* **PROVIDED RECORDS**:
######
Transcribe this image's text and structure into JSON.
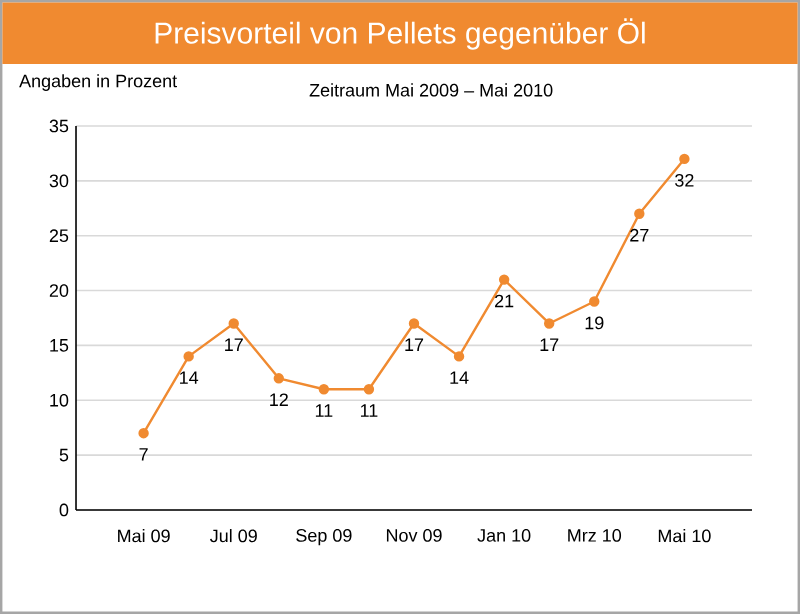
{
  "chart_data": {
    "type": "line",
    "title": "Preisvorteil von Pellets gegenüber Öl",
    "subtitle": "Zeitraum Mai 2009 – Mai 2010",
    "ylabel": "Angaben in Prozent",
    "categories": [
      "Mai 09",
      null,
      "Jul 09",
      null,
      "Sep 09",
      null,
      "Nov 09",
      null,
      "Jan 10",
      null,
      "Mrz 10",
      null,
      "Mai 10"
    ],
    "values": [
      7,
      14,
      17,
      12,
      11,
      11,
      17,
      14,
      21,
      17,
      19,
      27,
      32
    ],
    "color": "#f08a30",
    "marker": "circle",
    "data_labels": true,
    "grid": "y",
    "ylim": [
      0,
      35
    ],
    "yticks": [
      0,
      5,
      10,
      15,
      20,
      25,
      30,
      35
    ]
  }
}
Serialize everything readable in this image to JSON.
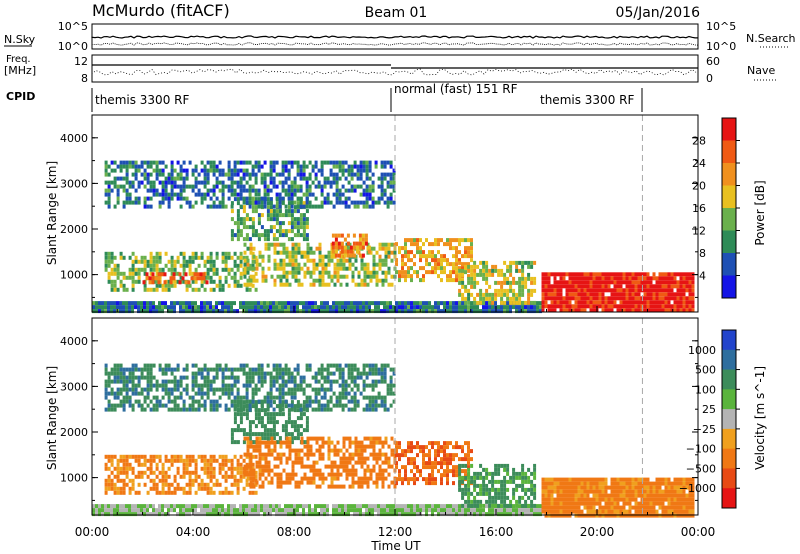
######
* **GOAL**: Omit each picture, then return all of the listing exactly as it stands.

* **TASK RESULT**:
Transcribe this image's text and structure into JSON.
{
  "chart_data": {
    "type": "line",
    "title": "Preisvorteil von Pellets gegenüber Öl",
    "subtitle": "Zeitraum Mai 2009 – Mai 2010",
    "ylabel": "Angaben in Prozent",
    "categories": [
      "Mai 09",
      null,
      "Jul 09",
      null,
      "Sep 09",
      null,
      "Nov 09",
      null,
      "Jan 10",
      null,
      "Mrz 10",
      null,
      "Mai 10"
    ],
    "values": [
      7,
      14,
      17,
      12,
      11,
      11,
      17,
      14,
      21,
      17,
      19,
      27,
      32
    ],
    "color": "#f08a30",
    "marker": "circle",
    "data_labels": true,
    "grid": "y",
    "ylim": [
      0,
      35
    ],
    "yticks": [
      0,
      5,
      10,
      15,
      20,
      25,
      30,
      35
    ]
  }
}
Serialize everything readable in this image to JSON.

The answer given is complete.